--- Written problem ---
Go through the listing and copy every line word for word.
────────────────
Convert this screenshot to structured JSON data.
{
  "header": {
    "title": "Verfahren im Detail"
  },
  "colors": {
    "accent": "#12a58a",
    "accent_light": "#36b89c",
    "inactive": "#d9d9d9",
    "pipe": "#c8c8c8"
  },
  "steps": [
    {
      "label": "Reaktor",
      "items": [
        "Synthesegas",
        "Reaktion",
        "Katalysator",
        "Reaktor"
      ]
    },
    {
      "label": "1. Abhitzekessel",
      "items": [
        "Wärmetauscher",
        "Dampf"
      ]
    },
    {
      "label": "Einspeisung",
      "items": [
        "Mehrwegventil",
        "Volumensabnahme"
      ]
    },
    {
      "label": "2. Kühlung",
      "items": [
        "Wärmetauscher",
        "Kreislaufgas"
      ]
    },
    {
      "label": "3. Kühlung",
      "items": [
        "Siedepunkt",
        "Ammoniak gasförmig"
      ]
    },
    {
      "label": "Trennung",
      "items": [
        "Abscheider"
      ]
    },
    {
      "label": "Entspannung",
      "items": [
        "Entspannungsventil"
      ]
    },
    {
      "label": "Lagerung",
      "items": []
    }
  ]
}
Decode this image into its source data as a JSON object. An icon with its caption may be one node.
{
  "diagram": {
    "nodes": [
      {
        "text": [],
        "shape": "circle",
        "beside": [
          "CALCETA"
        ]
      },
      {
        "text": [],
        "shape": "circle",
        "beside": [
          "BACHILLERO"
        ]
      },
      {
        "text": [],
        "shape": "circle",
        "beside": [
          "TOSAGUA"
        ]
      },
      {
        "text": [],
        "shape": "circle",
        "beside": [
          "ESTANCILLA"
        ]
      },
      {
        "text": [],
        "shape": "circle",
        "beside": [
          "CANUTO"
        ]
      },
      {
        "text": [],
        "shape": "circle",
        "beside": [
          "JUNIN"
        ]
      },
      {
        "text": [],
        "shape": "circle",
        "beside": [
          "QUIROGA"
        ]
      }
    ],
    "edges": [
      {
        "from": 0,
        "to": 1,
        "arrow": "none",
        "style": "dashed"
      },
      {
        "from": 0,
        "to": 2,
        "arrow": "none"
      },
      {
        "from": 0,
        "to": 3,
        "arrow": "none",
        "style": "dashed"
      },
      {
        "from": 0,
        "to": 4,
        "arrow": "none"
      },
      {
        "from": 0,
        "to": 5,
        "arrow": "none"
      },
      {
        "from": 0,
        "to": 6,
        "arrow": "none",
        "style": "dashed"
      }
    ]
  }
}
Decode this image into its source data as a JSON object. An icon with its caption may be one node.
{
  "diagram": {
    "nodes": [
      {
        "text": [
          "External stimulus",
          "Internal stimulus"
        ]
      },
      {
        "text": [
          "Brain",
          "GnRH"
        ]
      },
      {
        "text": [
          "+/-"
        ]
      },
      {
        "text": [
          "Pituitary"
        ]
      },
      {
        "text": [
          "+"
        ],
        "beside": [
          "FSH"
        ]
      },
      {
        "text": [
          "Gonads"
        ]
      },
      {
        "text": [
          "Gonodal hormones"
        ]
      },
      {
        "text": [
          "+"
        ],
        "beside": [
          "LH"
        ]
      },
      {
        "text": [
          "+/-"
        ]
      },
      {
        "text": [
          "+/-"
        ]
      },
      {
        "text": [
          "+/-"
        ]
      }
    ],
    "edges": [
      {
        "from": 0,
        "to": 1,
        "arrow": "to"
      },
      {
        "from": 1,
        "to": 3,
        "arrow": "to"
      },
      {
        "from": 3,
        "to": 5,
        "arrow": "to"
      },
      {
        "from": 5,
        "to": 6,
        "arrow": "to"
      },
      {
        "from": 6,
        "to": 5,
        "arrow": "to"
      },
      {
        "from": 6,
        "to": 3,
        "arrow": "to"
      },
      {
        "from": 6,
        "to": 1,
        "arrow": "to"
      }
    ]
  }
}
────────────────
--- Answer to the exercise ---
Convert this screenshot to structured JSON data.
{
  "header": {
    "title": "Verfahren im Detail"
  },
  "colors": {
    "accent": "#12a58a",
    "accent_light": "#36b89c",
    "inactive": "#d9d9d9",
    "pipe": "#c8c8c8"
  },
  "steps": [
    {
      "label": "Reaktor",
      "items": [
        "Synthesegas",
        "Reaktion",
        "Katalysator",
        "Reaktor"
      ]
    },
    {
      "label": "1. Abhitzekessel",
      "items": [
        "Wärmetauscher",
        "Dampf"
      ]
    },
    {
      "label": "Einspeisung",
      "items": [
        "Mehrwegventil",
        "Volumensabnahme"
      ]
    },
    {
      "label": "2. Kühlung",
      "items": [
        "Wärmetauscher",
        "Kreislaufgas"
      ]
    },
    {
      "label": "3. Kühlung",
      "items": [
        "Siedepunkt",
        "Ammoniak gasförmig"
      ]
    },
    {
      "label": "Trennung",
      "items": [
        "Abscheider"
      ]
    },
    {
      "label": "Entspannung",
      "items": [
        "Entspannungsventil"
      ]
    },
    {
      "label": "Lagerung",
      "items": []
    }
  ]
}
Decode this image into its source data as a JSON object. An icon with its caption may be one node.
{
  "diagram": {
    "nodes": [
      {
        "text": [],
        "shape": "circle",
        "beside": [
          "CALCETA"
        ]
      },
      {
        "text": [],
        "shape": "circle",
        "beside": [
          "BACHILLERO"
        ]
      },
      {
        "text": [],
        "shape": "circle",
        "beside": [
          "TOSAGUA"
        ]
      },
      {
        "text": [],
        "shape": "circle",
        "beside": [
          "ESTANCILLA"
        ]
      },
      {
        "text": [],
        "shape": "circle",
        "beside": [
          "CANUTO"
        ]
      },
      {
        "text": [],
        "shape": "circle",
        "beside": [
          "JUNIN"
        ]
      },
      {
        "text": [],
        "shape": "circle",
        "beside": [
          "QUIROGA"
        ]
      }
    ],
    "edges": [
      {
        "from": 0,
        "to": 1,
        "arrow": "none",
        "style": "dashed"
      },
      {
        "from": 0,
        "to": 2,
        "arrow": "none"
      },
      {
        "from": 0,
        "to": 3,
        "arrow": "none",
        "style": "dashed"
      },
      {
        "from": 0,
        "to": 4,
        "arrow": "none"
      },
      {
        "from": 0,
        "to": 5,
        "arrow": "none"
      },
      {
        "from": 0,
        "to": 6,
        "arrow": "none",
        "style": "dashed"
      }
    ]
  }
}
Decode this image into its source data as a JSON object. An icon with its caption may be one node.
{
  "diagram": {
    "nodes": [
      {
        "text": [
          "External stimulus",
          "Internal stimulus"
        ]
      },
      {
        "text": [
          "Brain",
          "GnRH"
        ]
      },
      {
        "text": [
          "+/-"
        ]
      },
      {
        "text": [
          "Pituitary"
        ]
      },
      {
        "text": [
          "+"
        ],
        "beside": [
          "FSH"
        ]
      },
      {
        "text": [
          "Gonads"
        ]
      },
      {
        "text": [
          "Gonodal hormones"
        ]
      },
      {
        "text": [
          "+"
        ],
        "beside": [
          "LH"
        ]
      },
      {
        "text": [
          "+/-"
        ]
      },
      {
        "text": [
          "+/-"
        ]
      },
      {
        "text": [
          "+/-"
        ]
      }
    ],
    "edges": [
      {
        "from": 0,
        "to": 1,
        "arrow": "to"
      },
      {
        "from": 1,
        "to": 3,
        "arrow": "to"
      },
      {
        "from": 3,
        "to": 5,
        "arrow": "to"
      },
      {
        "from": 5,
        "to": 6,
        "arrow": "to"
      },
      {
        "from": 6,
        "to": 5,
        "arrow": "to"
      },
      {
        "from": 6,
        "to": 3,
        "arrow": "to"
      },
      {
        "from": 6,
        "to": 1,
        "arrow": "to"
      }
    ]
  }
}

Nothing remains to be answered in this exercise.